# START OF Given data

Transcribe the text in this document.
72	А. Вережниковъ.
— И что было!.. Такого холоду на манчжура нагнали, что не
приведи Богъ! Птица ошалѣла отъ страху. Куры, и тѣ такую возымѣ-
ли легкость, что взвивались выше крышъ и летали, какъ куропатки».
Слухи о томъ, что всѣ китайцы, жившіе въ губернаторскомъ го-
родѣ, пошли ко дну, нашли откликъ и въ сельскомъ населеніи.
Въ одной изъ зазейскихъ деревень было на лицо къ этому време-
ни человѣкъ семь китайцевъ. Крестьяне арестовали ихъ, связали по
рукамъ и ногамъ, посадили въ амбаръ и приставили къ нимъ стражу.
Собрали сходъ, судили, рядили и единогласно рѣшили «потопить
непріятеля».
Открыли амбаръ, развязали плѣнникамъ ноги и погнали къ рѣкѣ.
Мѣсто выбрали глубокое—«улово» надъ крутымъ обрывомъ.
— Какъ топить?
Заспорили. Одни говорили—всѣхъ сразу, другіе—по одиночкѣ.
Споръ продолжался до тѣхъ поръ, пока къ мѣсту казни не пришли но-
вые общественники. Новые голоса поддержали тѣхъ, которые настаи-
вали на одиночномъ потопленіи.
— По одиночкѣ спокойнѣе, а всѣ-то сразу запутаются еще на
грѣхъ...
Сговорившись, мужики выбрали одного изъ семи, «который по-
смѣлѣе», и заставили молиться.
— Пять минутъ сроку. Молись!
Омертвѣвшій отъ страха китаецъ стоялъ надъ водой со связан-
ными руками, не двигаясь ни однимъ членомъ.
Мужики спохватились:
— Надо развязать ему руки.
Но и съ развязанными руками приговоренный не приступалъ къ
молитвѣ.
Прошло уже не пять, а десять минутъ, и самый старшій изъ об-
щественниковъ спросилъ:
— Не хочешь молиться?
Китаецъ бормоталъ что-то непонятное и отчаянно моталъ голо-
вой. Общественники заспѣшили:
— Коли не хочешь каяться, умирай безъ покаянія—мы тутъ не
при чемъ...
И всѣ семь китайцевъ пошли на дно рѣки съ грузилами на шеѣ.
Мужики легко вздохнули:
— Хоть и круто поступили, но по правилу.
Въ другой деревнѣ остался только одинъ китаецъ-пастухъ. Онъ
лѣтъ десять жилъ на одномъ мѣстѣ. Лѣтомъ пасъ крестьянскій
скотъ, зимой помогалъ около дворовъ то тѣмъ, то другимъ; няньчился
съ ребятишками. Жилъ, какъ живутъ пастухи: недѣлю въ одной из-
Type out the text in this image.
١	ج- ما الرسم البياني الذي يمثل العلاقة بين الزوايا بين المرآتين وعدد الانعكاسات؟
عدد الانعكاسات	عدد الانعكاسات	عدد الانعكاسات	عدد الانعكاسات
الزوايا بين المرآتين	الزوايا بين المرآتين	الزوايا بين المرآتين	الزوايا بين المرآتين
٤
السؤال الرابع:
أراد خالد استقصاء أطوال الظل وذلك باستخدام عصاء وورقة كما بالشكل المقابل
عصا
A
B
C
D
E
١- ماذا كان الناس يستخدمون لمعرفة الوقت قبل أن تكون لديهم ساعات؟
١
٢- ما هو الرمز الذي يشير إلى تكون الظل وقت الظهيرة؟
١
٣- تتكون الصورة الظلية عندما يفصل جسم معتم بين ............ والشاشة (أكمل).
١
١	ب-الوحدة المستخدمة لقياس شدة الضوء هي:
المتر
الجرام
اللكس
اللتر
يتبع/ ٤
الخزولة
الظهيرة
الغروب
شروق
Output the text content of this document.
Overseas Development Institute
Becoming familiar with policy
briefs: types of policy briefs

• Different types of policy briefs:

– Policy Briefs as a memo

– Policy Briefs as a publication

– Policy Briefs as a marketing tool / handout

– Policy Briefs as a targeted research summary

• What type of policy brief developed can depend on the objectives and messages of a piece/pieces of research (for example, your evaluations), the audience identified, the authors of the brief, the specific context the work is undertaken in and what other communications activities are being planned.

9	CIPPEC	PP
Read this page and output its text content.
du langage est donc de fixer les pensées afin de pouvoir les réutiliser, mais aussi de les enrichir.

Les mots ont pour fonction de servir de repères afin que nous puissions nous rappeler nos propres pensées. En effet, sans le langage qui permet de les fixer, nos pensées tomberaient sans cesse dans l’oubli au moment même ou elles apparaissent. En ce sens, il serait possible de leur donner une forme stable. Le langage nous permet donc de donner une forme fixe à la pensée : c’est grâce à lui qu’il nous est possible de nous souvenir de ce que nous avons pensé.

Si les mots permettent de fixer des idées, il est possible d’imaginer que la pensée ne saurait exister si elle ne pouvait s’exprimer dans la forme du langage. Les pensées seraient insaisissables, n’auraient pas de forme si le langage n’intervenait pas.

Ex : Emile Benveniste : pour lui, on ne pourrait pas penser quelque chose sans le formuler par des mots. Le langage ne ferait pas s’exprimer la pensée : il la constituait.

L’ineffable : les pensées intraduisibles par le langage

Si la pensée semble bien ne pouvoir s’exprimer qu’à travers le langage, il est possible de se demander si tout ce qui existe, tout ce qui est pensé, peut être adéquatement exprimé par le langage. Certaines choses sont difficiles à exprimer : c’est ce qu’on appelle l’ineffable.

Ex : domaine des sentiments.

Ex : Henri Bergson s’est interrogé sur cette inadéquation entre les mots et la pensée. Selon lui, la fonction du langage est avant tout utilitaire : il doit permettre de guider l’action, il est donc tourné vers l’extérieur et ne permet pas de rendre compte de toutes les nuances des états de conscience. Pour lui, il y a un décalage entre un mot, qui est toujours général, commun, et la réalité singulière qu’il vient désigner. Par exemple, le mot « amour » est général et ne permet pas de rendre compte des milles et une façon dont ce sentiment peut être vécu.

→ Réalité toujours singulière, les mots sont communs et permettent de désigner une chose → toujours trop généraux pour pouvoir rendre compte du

# END OF Given data

■ **Exercise details**:
Copy out each line exactly as written.

■ **Exercise answer**:
Transcribe the text in this document.
72	А. Вережниковъ.
— И что было!.. Такого холоду на манчжура нагнали, что не
приведи Богъ! Птица ошалѣла отъ страху. Куры, и тѣ такую возымѣ-
ли легкость, что взвивались выше крышъ и летали, какъ куропатки».
Слухи о томъ, что всѣ китайцы, жившіе въ губернаторскомъ го-
родѣ, пошли ко дну, нашли откликъ и въ сельскомъ населеніи.
Въ одной изъ зазейскихъ деревень было на лицо къ этому време-
ни человѣкъ семь китайцевъ. Крестьяне арестовали ихъ, связали по
рукамъ и ногамъ, посадили въ амбаръ и приставили къ нимъ стражу.
Собрали сходъ, судили, рядили и единогласно рѣшили «потопить
непріятеля».
Открыли амбаръ, развязали плѣнникамъ ноги и погнали къ рѣкѣ.
Мѣсто выбрали глубокое—«улово» надъ крутымъ обрывомъ.
— Какъ топить?
Заспорили. Одни говорили—всѣхъ сразу, другіе—по одиночкѣ.
Споръ продолжался до тѣхъ поръ, пока къ мѣсту казни не пришли но-
вые общественники. Новые голоса поддержали тѣхъ, которые настаи-
вали на одиночномъ потопленіи.
— По одиночкѣ спокойнѣе, а всѣ-то сразу запутаются еще на
грѣхъ...
Сговорившись, мужики выбрали одного изъ семи, «который по-
смѣлѣе», и заставили молиться.
— Пять минутъ сроку. Молись!
Омертвѣвшій отъ страха китаецъ стоялъ надъ водой со связан-
ными руками, не двигаясь ни однимъ членомъ.
Мужики спохватились:
— Надо развязать ему руки.
Но и съ развязанными руками приговоренный не приступалъ къ
молитвѣ.
Прошло уже не пять, а десять минутъ, и самый старшій изъ об-
щественниковъ спросилъ:
— Не хочешь молиться?
Китаецъ бормоталъ что-то непонятное и отчаянно моталъ голо-
вой. Общественники заспѣшили:
— Коли не хочешь каяться, умирай безъ покаянія—мы тутъ не
при чемъ...
И всѣ семь китайцевъ пошли на дно рѣки съ грузилами на шеѣ.
Мужики легко вздохнули:
— Хоть и круто поступили, но по правилу.
Въ другой деревнѣ остался только одинъ китаецъ-пастухъ. Онъ
лѣтъ десять жилъ на одномъ мѣстѣ. Лѣтомъ пасъ крестьянскій
скотъ, зимой помогалъ около дворовъ то тѣмъ, то другимъ; няньчился
съ ребятишками. Жилъ, какъ живутъ пастухи: недѣлю въ одной из-
Type out the text in this image.
١	ج- ما الرسم البياني الذي يمثل العلاقة بين الزوايا بين المرآتين وعدد الانعكاسات؟
عدد الانعكاسات	عدد الانعكاسات	عدد الانعكاسات	عدد الانعكاسات
الزوايا بين المرآتين	الزوايا بين المرآتين	الزوايا بين المرآتين	الزوايا بين المرآتين
٤
السؤال الرابع:
أراد خالد استقصاء أطوال الظل وذلك باستخدام عصاء وورقة كما بالشكل المقابل
عصا
A
B
C
D
E
١- ماذا كان الناس يستخدمون لمعرفة الوقت قبل أن تكون لديهم ساعات؟
١
٢- ما هو الرمز الذي يشير إلى تكون الظل وقت الظهيرة؟
١
٣- تتكون الصورة الظلية عندما يفصل جسم معتم بين ............ والشاشة (أكمل).
١
١	ب-الوحدة المستخدمة لقياس شدة الضوء هي:
المتر
الجرام
اللكس
اللتر
يتبع/ ٤
الخزولة
الظهيرة
الغروب
شروق
Output the text content of this document.
Overseas Development Institute
Becoming familiar with policy
briefs: types of policy briefs

• Different types of policy briefs:

– Policy Briefs as a memo

– Policy Briefs as a publication

– Policy Briefs as a marketing tool / handout

– Policy Briefs as a targeted research summary

• What type of policy brief developed can depend on the objectives and messages of a piece/pieces of research (for example, your evaluations), the audience identified, the authors of the brief, the specific context the work is undertaken in and what other communications activities are being planned.

9	CIPPEC	PP
Read this page and output its text content.
du langage est donc de fixer les pensées afin de pouvoir les réutiliser, mais aussi de les enrichir.

Les mots ont pour fonction de servir de repères afin que nous puissions nous rappeler nos propres pensées. En effet, sans le langage qui permet de les fixer, nos pensées tomberaient sans cesse dans l’oubli au moment même ou elles apparaissent. En ce sens, il serait possible de leur donner une forme stable. Le langage nous permet donc de donner une forme fixe à la pensée : c’est grâce à lui qu’il nous est possible de nous souvenir de ce que nous avons pensé.

Si les mots permettent de fixer des idées, il est possible d’imaginer que la pensée ne saurait exister si elle ne pouvait s’exprimer dans la forme du langage. Les pensées seraient insaisissables, n’auraient pas de forme si le langage n’intervenait pas.

Ex : Emile Benveniste : pour lui, on ne pourrait pas penser quelque chose sans le formuler par des mots. Le langage ne ferait pas s’exprimer la pensée : il la constituait.

L’ineffable : les pensées intraduisibles par le langage

Si la pensée semble bien ne pouvoir s’exprimer qu’à travers le langage, il est possible de se demander si tout ce qui existe, tout ce qui est pensé, peut être adéquatement exprimé par le langage. Certaines choses sont difficiles à exprimer : c’est ce qu’on appelle l’ineffable.

Ex : domaine des sentiments.

Ex : Henri Bergson s’est interrogé sur cette inadéquation entre les mots et la pensée. Selon lui, la fonction du langage est avant tout utilitaire : il doit permettre de guider l’action, il est donc tourné vers l’extérieur et ne permet pas de rendre compte de toutes les nuances des états de conscience. Pour lui, il y a un décalage entre un mot, qui est toujours général, commun, et la réalité singulière qu’il vient désigner. Par exemple, le mot « amour » est général et ne permet pas de rendre compte des milles et une façon dont ce sentiment peut être vécu.

→ Réalité toujours singulière, les mots sont communs et permettent de désigner une chose → toujours trop généraux pour pouvoir rendre compte du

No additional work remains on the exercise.